- _PROBLEM_
Transcribe the whole listing below without changing a word, but leave out every image.

Dataset listings of figures
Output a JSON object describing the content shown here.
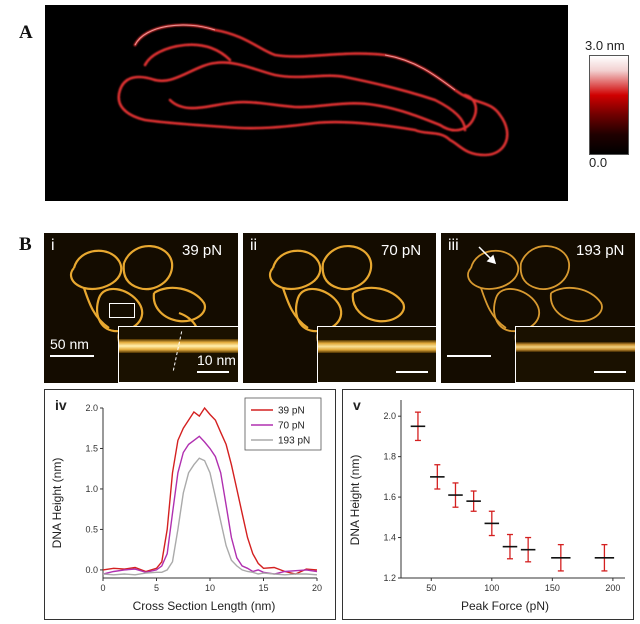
{
  "panel_a": {
    "letter": "A",
    "colorbar": {
      "max_label": "3.0 nm",
      "min_label": "0.0"
    }
  },
  "panel_b": {
    "letter": "B",
    "images": [
      {
        "label": "i",
        "force": "39 pN",
        "scale_main": "50 nm",
        "scale_inset": "10 nm"
      },
      {
        "label": "ii",
        "force": "70 pN"
      },
      {
        "label": "iii",
        "force": "193 pN"
      }
    ]
  },
  "chart_data": [
    {
      "type": "line",
      "panel_label": "iv",
      "xlabel": "Cross Section Length (nm)",
      "ylabel": "DNA Height (nm)",
      "xlim": [
        0,
        20
      ],
      "ylim": [
        -0.1,
        2.0
      ],
      "xticks": [
        "0",
        "5",
        "10",
        "15",
        "20"
      ],
      "yticks": [
        "0.0",
        "0.5",
        "1.0",
        "1.5",
        "2.0"
      ],
      "legend_position": "top-right",
      "series": [
        {
          "name": "39 pN",
          "color": "#d42020",
          "x": [
            0,
            1,
            2,
            3,
            4,
            5,
            5.5,
            6,
            6.5,
            7,
            7.5,
            8,
            8.5,
            9,
            9.5,
            10,
            10.5,
            11,
            11.5,
            12,
            12.5,
            13,
            13.5,
            14,
            14.5,
            15,
            16,
            17,
            18,
            19,
            20
          ],
          "y": [
            0,
            0.02,
            0.01,
            0.03,
            -0.02,
            0.02,
            0.1,
            0.5,
            1.2,
            1.6,
            1.75,
            1.85,
            1.95,
            1.9,
            2.0,
            1.92,
            1.85,
            1.7,
            1.55,
            1.3,
            1.0,
            0.7,
            0.4,
            0.2,
            0.08,
            0.02,
            0.03,
            -0.02,
            -0.05,
            0.01,
            0
          ]
        },
        {
          "name": "70 pN",
          "color": "#b030b0",
          "x": [
            0,
            1,
            2,
            3,
            4,
            5,
            5.5,
            6,
            6.5,
            7,
            7.5,
            8,
            8.5,
            9,
            9.5,
            10,
            10.5,
            11,
            11.5,
            12,
            12.5,
            13,
            13.5,
            14,
            14.5,
            15,
            16,
            17,
            18,
            19,
            20
          ],
          "y": [
            -0.05,
            -0.02,
            0,
            0.01,
            -0.03,
            0,
            0.05,
            0.2,
            0.7,
            1.2,
            1.45,
            1.55,
            1.6,
            1.65,
            1.58,
            1.5,
            1.4,
            1.2,
            0.8,
            0.4,
            0.15,
            0.05,
            0.02,
            -0.02,
            0,
            -0.03,
            -0.05,
            -0.02,
            -0.01,
            0,
            -0.02
          ]
        },
        {
          "name": "193 pN",
          "color": "#aaaaaa",
          "x": [
            0,
            1,
            2,
            3,
            4,
            5,
            5.5,
            6,
            6.5,
            7,
            7.5,
            8,
            8.5,
            9,
            9.5,
            10,
            10.5,
            11,
            11.5,
            12,
            12.5,
            13,
            13.5,
            14,
            14.5,
            15,
            16,
            17,
            18,
            19,
            20
          ],
          "y": [
            -0.05,
            -0.06,
            -0.05,
            -0.06,
            -0.04,
            -0.03,
            -0.03,
            0.0,
            0.1,
            0.5,
            0.95,
            1.2,
            1.3,
            1.38,
            1.35,
            1.2,
            0.9,
            0.6,
            0.3,
            0.12,
            0.05,
            0.0,
            -0.02,
            -0.03,
            -0.05,
            -0.04,
            -0.05,
            -0.06,
            -0.05,
            -0.05,
            -0.06
          ]
        }
      ]
    },
    {
      "type": "scatter",
      "panel_label": "v",
      "xlabel": "Peak Force (pN)",
      "ylabel": "DNA Height (nm)",
      "xlim": [
        25,
        210
      ],
      "ylim": [
        1.2,
        2.08
      ],
      "xticks": [
        "50",
        "100",
        "150",
        "200"
      ],
      "yticks": [
        "1.2",
        "1.4",
        "1.6",
        "1.8",
        "2.0"
      ],
      "error_bar_color": "#d42020",
      "series": [
        {
          "x": [
            39,
            55,
            70,
            85,
            100,
            115,
            130,
            157,
            193
          ],
          "y": [
            1.95,
            1.7,
            1.61,
            1.58,
            1.47,
            1.355,
            1.34,
            1.3,
            1.3
          ],
          "yerr": [
            0.07,
            0.06,
            0.06,
            0.05,
            0.06,
            0.06,
            0.06,
            0.065,
            0.065
          ],
          "xerr": [
            6,
            6,
            6,
            6,
            6,
            6,
            6,
            8,
            8
          ]
        }
      ]
    }
  ]
}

- _EXPECTED ANSWER_
Output a JSON object describing the content shown here.
{
  "panel_a": {
    "letter": "A",
    "colorbar": {
      "max_label": "3.0 nm",
      "min_label": "0.0"
    }
  },
  "panel_b": {
    "letter": "B",
    "images": [
      {
        "label": "i",
        "force": "39 pN",
        "scale_main": "50 nm",
        "scale_inset": "10 nm"
      },
      {
        "label": "ii",
        "force": "70 pN"
      },
      {
        "label": "iii",
        "force": "193 pN"
      }
    ]
  },
  "chart_data": [
    {
      "type": "line",
      "panel_label": "iv",
      "xlabel": "Cross Section Length (nm)",
      "ylabel": "DNA Height (nm)",
      "xlim": [
        0,
        20
      ],
      "ylim": [
        -0.1,
        2.0
      ],
      "xticks": [
        "0",
        "5",
        "10",
        "15",
        "20"
      ],
      "yticks": [
        "0.0",
        "0.5",
        "1.0",
        "1.5",
        "2.0"
      ],
      "legend_position": "top-right",
      "series": [
        {
          "name": "39 pN",
          "color": "#d42020",
          "x": [
            0,
            1,
            2,
            3,
            4,
            5,
            5.5,
            6,
            6.5,
            7,
            7.5,
            8,
            8.5,
            9,
            9.5,
            10,
            10.5,
            11,
            11.5,
            12,
            12.5,
            13,
            13.5,
            14,
            14.5,
            15,
            16,
            17,
            18,
            19,
            20
          ],
          "y": [
            0,
            0.02,
            0.01,
            0.03,
            -0.02,
            0.02,
            0.1,
            0.5,
            1.2,
            1.6,
            1.75,
            1.85,
            1.95,
            1.9,
            2.0,
            1.92,
            1.85,
            1.7,
            1.55,
            1.3,
            1.0,
            0.7,
            0.4,
            0.2,
            0.08,
            0.02,
            0.03,
            -0.02,
            -0.05,
            0.01,
            0
          ]
        },
        {
          "name": "70 pN",
          "color": "#b030b0",
          "x": [
            0,
            1,
            2,
            3,
            4,
            5,
            5.5,
            6,
            6.5,
            7,
            7.5,
            8,
            8.5,
            9,
            9.5,
            10,
            10.5,
            11,
            11.5,
            12,
            12.5,
            13,
            13.5,
            14,
            14.5,
            15,
            16,
            17,
            18,
            19,
            20
          ],
          "y": [
            -0.05,
            -0.02,
            0,
            0.01,
            -0.03,
            0,
            0.05,
            0.2,
            0.7,
            1.2,
            1.45,
            1.55,
            1.6,
            1.65,
            1.58,
            1.5,
            1.4,
            1.2,
            0.8,
            0.4,
            0.15,
            0.05,
            0.02,
            -0.02,
            0,
            -0.03,
            -0.05,
            -0.02,
            -0.01,
            0,
            -0.02
          ]
        },
        {
          "name": "193 pN",
          "color": "#aaaaaa",
          "x": [
            0,
            1,
            2,
            3,
            4,
            5,
            5.5,
            6,
            6.5,
            7,
            7.5,
            8,
            8.5,
            9,
            9.5,
            10,
            10.5,
            11,
            11.5,
            12,
            12.5,
            13,
            13.5,
            14,
            14.5,
            15,
            16,
            17,
            18,
            19,
            20
          ],
          "y": [
            -0.05,
            -0.06,
            -0.05,
            -0.06,
            -0.04,
            -0.03,
            -0.03,
            0.0,
            0.1,
            0.5,
            0.95,
            1.2,
            1.3,
            1.38,
            1.35,
            1.2,
            0.9,
            0.6,
            0.3,
            0.12,
            0.05,
            0.0,
            -0.02,
            -0.03,
            -0.05,
            -0.04,
            -0.05,
            -0.06,
            -0.05,
            -0.05,
            -0.06
          ]
        }
      ]
    },
    {
      "type": "scatter",
      "panel_label": "v",
      "xlabel": "Peak Force (pN)",
      "ylabel": "DNA Height (nm)",
      "xlim": [
        25,
        210
      ],
      "ylim": [
        1.2,
        2.08
      ],
      "xticks": [
        "50",
        "100",
        "150",
        "200"
      ],
      "yticks": [
        "1.2",
        "1.4",
        "1.6",
        "1.8",
        "2.0"
      ],
      "error_bar_color": "#d42020",
      "series": [
        {
          "x": [
            39,
            55,
            70,
            85,
            100,
            115,
            130,
            157,
            193
          ],
          "y": [
            1.95,
            1.7,
            1.61,
            1.58,
            1.47,
            1.355,
            1.34,
            1.3,
            1.3
          ],
          "yerr": [
            0.07,
            0.06,
            0.06,
            0.05,
            0.06,
            0.06,
            0.06,
            0.065,
            0.065
          ],
          "xerr": [
            6,
            6,
            6,
            6,
            6,
            6,
            6,
            8,
            8
          ]
        }
      ]
    }
  ]
}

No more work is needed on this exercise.